(Visual layout annotation records)
>> begin

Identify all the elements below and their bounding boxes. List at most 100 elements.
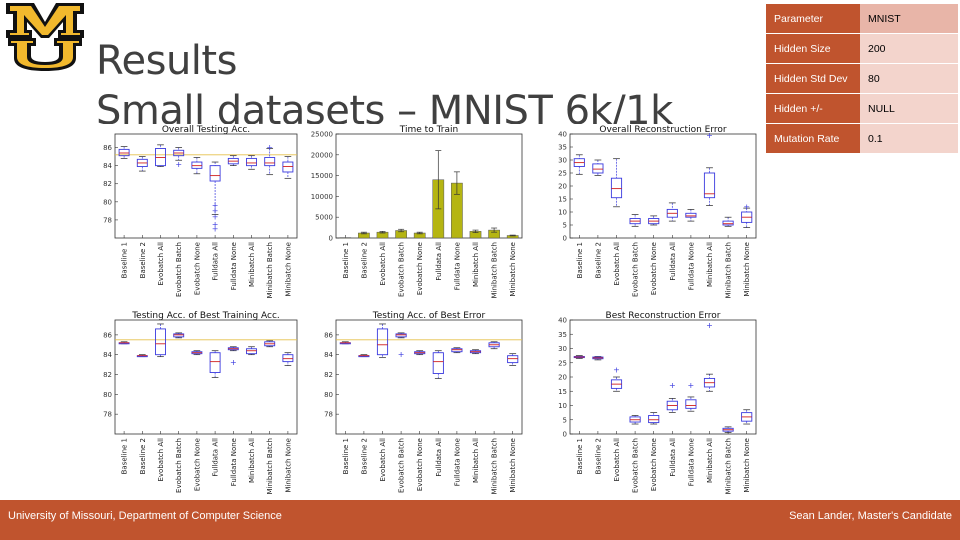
y-tick-label: 80 (324, 391, 333, 399)
x-tick-label: Fulldata All (669, 242, 677, 281)
x-tick-label: Fulldata All (435, 438, 443, 477)
y-tick-label: 25 (558, 170, 567, 178)
param-row: Hidden Size 200 (766, 33, 958, 64)
x-tick-label: Evobatch None (416, 438, 424, 491)
x-tick-label: Evobatch All (157, 242, 165, 286)
logo-u-mark (8, 38, 82, 71)
y-tick-label: 78 (103, 411, 112, 419)
chart-title: Testing Acc. of Best Training Acc. (131, 311, 280, 321)
x-tick-label: Fulldata None (687, 242, 695, 290)
box (629, 218, 641, 225)
x-tick-label: Baseline 2 (360, 242, 368, 278)
outlier: + (706, 131, 713, 140)
outlier: + (212, 213, 219, 222)
x-tick-label: Baseline 1 (576, 438, 584, 474)
box (209, 352, 221, 373)
y-tick-label: 0 (563, 235, 567, 243)
box (118, 148, 130, 157)
x-tick-label: Minibatch All (706, 242, 714, 287)
x-tick-label: Fulldata All (212, 242, 220, 281)
box (191, 161, 203, 169)
box (155, 148, 166, 167)
param-label: Hidden Std Dev (766, 63, 860, 94)
x-tick-label: Evobatch All (613, 242, 621, 286)
box (282, 161, 294, 173)
x-tick-label: Minibatch None (743, 242, 751, 297)
x-tick-label: Evobatch Batch (175, 242, 183, 297)
y-tick-label: 84 (324, 351, 333, 359)
outlier: + (212, 206, 219, 215)
outlier: + (669, 381, 676, 390)
x-tick-label: Fulldata None (453, 438, 461, 486)
footer-author: Sean Lander, Master's Candidate (789, 510, 952, 522)
param-value: 80 (860, 63, 958, 94)
footer-bar: University of Missouri, Department of Co… (0, 500, 960, 540)
x-tick-label: Evobatch All (379, 438, 387, 482)
plot-frame (569, 133, 757, 239)
chart-svg: Overall Reconstruction Error 0 5 10 15 20 25 30… (558, 125, 757, 298)
box (376, 328, 389, 356)
chart-title: Testing Acc. of Best Error (372, 311, 486, 321)
y-tick-label: 78 (103, 216, 112, 224)
y-tick-label: 5 (563, 416, 567, 424)
plot-frame (114, 133, 298, 239)
x-tick-label: Evobatch Batch (175, 438, 183, 493)
x-tick-label: Minibatch Batch (491, 438, 499, 494)
param-label: Mutation Rate (766, 123, 860, 154)
x-tick-label: Minibatch None (509, 242, 517, 297)
x-tick-label: Evobatch All (157, 438, 165, 482)
x-tick-label: Evobatch None (650, 242, 658, 295)
chart-title: Overall Reconstruction Error (599, 125, 726, 135)
footer-affiliation: University of Missouri, Department of Co… (8, 510, 282, 522)
x-tick-label: Baseline 1 (342, 242, 350, 278)
chart-svg: Overall Testing Acc. 78 80 82 84 86 Baseline 1… (103, 125, 298, 298)
plot-frame (335, 319, 523, 435)
chart-best-reconstruction-error: Best Reconstruction Error 0 5 10 15 20 25 30 35 4… (540, 310, 764, 496)
y-tick-label: 25 (558, 359, 567, 367)
box (592, 163, 604, 174)
x-tick-label: Minibatch None (509, 438, 517, 493)
x-tick-label: Baseline 2 (139, 242, 147, 278)
y-tick-label: 86 (103, 144, 112, 152)
y-tick-label: 84 (103, 162, 112, 170)
y-tick-label: 10 (558, 209, 567, 217)
y-tick-label: 20000 (311, 151, 333, 159)
outlier: + (212, 224, 219, 233)
x-tick-label: Fulldata None (230, 242, 238, 290)
plot-frame (569, 319, 757, 435)
box (395, 333, 407, 338)
outlier: + (743, 202, 750, 211)
box (722, 220, 734, 226)
y-tick-label: 25000 (311, 131, 333, 139)
box (432, 352, 444, 374)
x-tick-label: Evobatch None (193, 242, 201, 295)
x-tick-label: Baseline 1 (121, 438, 129, 474)
chart-title: Time to Train (399, 125, 458, 135)
y-tick-label: 5 (563, 222, 567, 230)
chart-overall-testing-acc: Overall Testing Acc. 78 80 82 84 86 Baseline 1… (85, 124, 305, 300)
y-tick-label: 80 (103, 198, 112, 206)
x-tick-label: Baseline 2 (360, 438, 368, 474)
box (592, 356, 604, 360)
box (173, 333, 185, 338)
x-tick-label: Evobatch Batch (632, 242, 640, 297)
y-tick-label: 0 (329, 235, 333, 243)
outlier: + (398, 350, 405, 359)
y-tick-label: 30 (558, 157, 567, 165)
x-tick-label: Minibatch Batch (266, 438, 274, 494)
y-tick-label: 20 (558, 374, 567, 382)
y-tick-label: 15000 (311, 172, 333, 180)
x-tick-label: Minibatch Batch (491, 242, 499, 298)
box (282, 354, 294, 363)
param-row: Parameter MNIST (766, 4, 958, 34)
x-tick-label: Fulldata None (230, 438, 238, 486)
outlier: + (688, 381, 695, 390)
x-tick-label: Fulldata All (669, 438, 677, 477)
x-tick-label: Minibatch All (472, 438, 480, 483)
x-tick-label: Evobatch Batch (398, 438, 406, 493)
y-tick-label: 35 (558, 331, 567, 339)
outlier: + (212, 220, 219, 229)
chart-time-to-train: Time to Train 0 5000 10000 15000 20000 25000 Ba… (306, 124, 530, 300)
box (451, 348, 463, 353)
y-tick-label: 40 (558, 131, 567, 139)
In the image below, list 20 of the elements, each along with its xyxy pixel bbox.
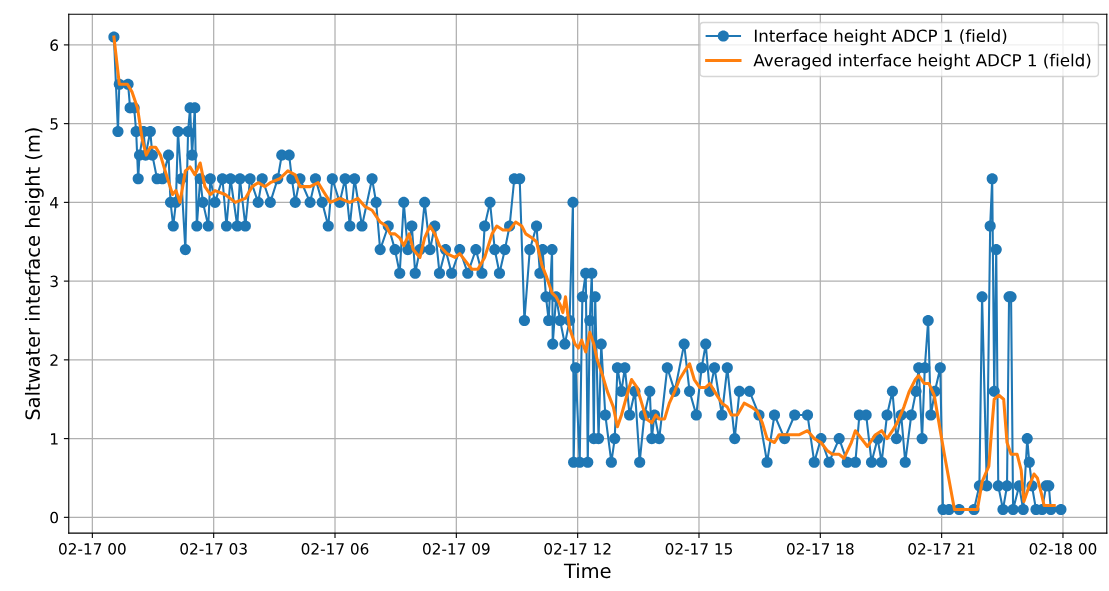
y-tick-label: 0 (50, 511, 59, 524)
y-tick-label: 3 (50, 275, 58, 288)
x-tick-label: 02-17 18 (786, 543, 854, 555)
y-tick-label: 1 (50, 433, 58, 445)
x-tick-label: 02-18 00 (1029, 543, 1097, 555)
x-tick-label: 02-17 21 (908, 543, 975, 555)
x-tick-label: 02-17 09 (422, 543, 490, 555)
y-tick-label: 6 (50, 39, 59, 51)
y-tick-label: 2 (50, 354, 58, 366)
y-tick-label: 4 (50, 197, 59, 209)
x-tick-label: 02-17 00 (59, 543, 126, 555)
x-tick-label: 02-17 15 (665, 543, 732, 555)
y-axis-title: Saltwater interface height (m) (24, 128, 44, 420)
x-tick-label: 02-17 12 (544, 543, 611, 555)
x-axis-title: Time (563, 563, 611, 579)
legend-label: Averaged interface height ADCP 1 (field) (753, 53, 1091, 70)
x-tick-label: 02-17 06 (301, 543, 369, 555)
x-tick-label: 02-17 03 (180, 543, 247, 555)
y-tick-label: 5 (50, 118, 58, 130)
legend-label: Interface height ADCP 1 (field) (754, 29, 1007, 46)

>> end

● Given request
Copy every line of the records above word for word, omitting the pictures.

● The completed task
Identify all the elements below and their bounding boxes. List at most 100 elements.
y-tick-label: 80 (324, 391, 333, 399)
x-tick-label: Fulldata All (669, 242, 677, 281)
x-tick-label: Fulldata All (435, 438, 443, 477)
y-tick-label: 25 (558, 170, 567, 178)
param-row: Hidden Size 200 (766, 33, 958, 64)
x-tick-label: Evobatch None (416, 438, 424, 491)
x-tick-label: Evobatch All (157, 242, 165, 286)
logo-u-mark (8, 38, 82, 71)
y-tick-label: 78 (103, 411, 112, 419)
chart-title: Testing Acc. of Best Training Acc. (131, 311, 280, 321)
x-tick-label: Fulldata None (687, 242, 695, 290)
box (629, 218, 641, 225)
x-tick-label: Baseline 2 (360, 242, 368, 278)
outlier: + (706, 131, 713, 140)
outlier: + (212, 213, 219, 222)
x-tick-label: Baseline 1 (576, 438, 584, 474)
box (209, 352, 221, 373)
y-tick-label: 0 (563, 235, 567, 243)
box (118, 148, 130, 157)
x-tick-label: Minibatch All (706, 242, 714, 287)
x-tick-label: Fulldata All (212, 242, 220, 281)
box (191, 161, 203, 169)
box (155, 148, 166, 167)
param-label: Hidden Std Dev (766, 63, 860, 94)
x-tick-label: Evobatch All (613, 242, 621, 286)
box (282, 161, 294, 173)
x-tick-label: Minibatch None (743, 242, 751, 297)
x-tick-label: Evobatch Batch (175, 242, 183, 297)
y-tick-label: 84 (324, 351, 333, 359)
outlier: + (212, 206, 219, 215)
outlier: + (669, 381, 676, 390)
x-tick-label: Fulldata None (453, 438, 461, 486)
footer-author: Sean Lander, Master's Candidate (789, 510, 952, 522)
param-value: 80 (860, 63, 958, 94)
footer-bar: University of Missouri, Department of Co… (0, 500, 960, 540)
x-tick-label: Evobatch All (379, 438, 387, 482)
plot-frame (569, 133, 757, 239)
chart-svg: Overall Reconstruction Error 0 5 10 15 20 25 30… (558, 125, 757, 298)
box (376, 328, 389, 356)
chart-title: Testing Acc. of Best Error (372, 311, 486, 321)
y-tick-label: 78 (103, 216, 112, 224)
y-tick-label: 5 (563, 416, 567, 424)
plot-frame (114, 133, 298, 239)
x-tick-label: Evobatch Batch (175, 438, 183, 493)
x-tick-label: Minibatch Batch (491, 438, 499, 494)
param-label: Mutation Rate (766, 123, 860, 154)
x-tick-label: Minibatch None (509, 242, 517, 297)
x-tick-label: Evobatch All (157, 438, 165, 482)
x-tick-label: Evobatch None (650, 242, 658, 295)
chart-title: Overall Reconstruction Error (599, 125, 726, 135)
footer-affiliation: University of Missouri, Department of Co… (8, 510, 282, 522)
x-tick-label: Baseline 1 (342, 242, 350, 278)
chart-svg: Overall Testing Acc. 78 80 82 84 86 Baseline 1… (103, 125, 298, 298)
plot-frame (335, 319, 523, 435)
chart-best-reconstruction-error: Best Reconstruction Error 0 5 10 15 20 25 30 35 4… (540, 310, 764, 496)
y-tick-label: 25 (558, 359, 567, 367)
box (592, 163, 604, 174)
x-tick-label: Minibatch None (509, 438, 517, 493)
x-tick-label: Baseline 2 (139, 242, 147, 278)
y-tick-label: 86 (103, 144, 112, 152)
y-tick-label: 84 (103, 162, 112, 170)
y-tick-label: 10 (558, 209, 567, 217)
y-tick-label: 20000 (311, 151, 333, 159)
outlier: + (212, 224, 219, 233)
x-tick-label: Fulldata None (230, 242, 238, 290)
plot-frame (569, 319, 757, 435)
box (395, 333, 407, 338)
outlier: + (743, 202, 750, 211)
box (722, 220, 734, 226)
y-tick-label: 25000 (311, 131, 333, 139)
box (432, 352, 444, 374)
x-tick-label: Evobatch None (193, 242, 201, 295)
x-tick-label: Baseline 1 (121, 438, 129, 474)
chart-title: Time to Train (399, 125, 458, 135)
y-tick-label: 5 (563, 222, 567, 230)
chart-overall-testing-acc: Overall Testing Acc. 78 80 82 84 86 Baseline 1… (85, 124, 305, 300)
y-tick-label: 80 (103, 198, 112, 206)
x-tick-label: Baseline 2 (360, 438, 368, 474)
box (592, 356, 604, 360)
box (173, 333, 185, 338)
x-tick-label: Evobatch Batch (632, 242, 640, 297)
y-tick-label: 0 (329, 235, 333, 243)
outlier: + (398, 350, 405, 359)
y-tick-label: 30 (558, 157, 567, 165)
x-tick-label: Minibatch Batch (266, 438, 274, 494)
y-tick-label: 20 (558, 374, 567, 382)
y-tick-label: 15000 (311, 172, 333, 180)
x-tick-label: Minibatch Batch (491, 242, 499, 298)
box (282, 354, 294, 363)
param-row: Parameter MNIST (766, 4, 958, 34)
x-tick-label: Fulldata None (230, 438, 238, 486)
outlier: + (688, 381, 695, 390)
x-tick-label: Fulldata All (669, 438, 677, 477)
x-tick-label: Minibatch All (472, 438, 480, 483)
x-tick-label: Evobatch Batch (398, 438, 406, 493)
y-tick-label: 35 (558, 331, 567, 339)
outlier: + (212, 220, 219, 229)
chart-time-to-train: Time to Train 0 5000 10000 15000 20000 25000 Ba… (306, 124, 530, 300)
box (451, 348, 463, 353)
y-tick-label: 40 (558, 131, 567, 139)
In the image below, list 20 of the elements, each along with its xyxy pixel bbox.
y-tick-label: 0 (50, 511, 59, 524)
y-tick-label: 3 (50, 275, 58, 288)
x-tick-label: 02-17 18 (786, 543, 854, 555)
y-tick-label: 1 (50, 433, 58, 445)
x-tick-label: 02-18 00 (1029, 543, 1097, 555)
x-tick-label: 02-17 21 (908, 543, 975, 555)
x-tick-label: 02-17 09 (422, 543, 490, 555)
y-tick-label: 6 (50, 39, 59, 51)
y-tick-label: 2 (50, 354, 58, 366)
y-tick-label: 4 (50, 197, 59, 209)
x-tick-label: 02-17 00 (59, 543, 126, 555)
x-tick-label: 02-17 15 (665, 543, 732, 555)
y-axis-title: Saltwater interface height (m) (24, 128, 44, 420)
x-tick-label: 02-17 12 (544, 543, 611, 555)
x-axis-title: Time (563, 563, 611, 579)
legend-label: Averaged interface height ADCP 1 (field) (753, 53, 1091, 70)
x-tick-label: 02-17 06 (301, 543, 369, 555)
x-tick-label: 02-17 03 (180, 543, 247, 555)
y-tick-label: 5 (50, 118, 58, 130)
legend-label: Interface height ADCP 1 (field) (754, 29, 1007, 46)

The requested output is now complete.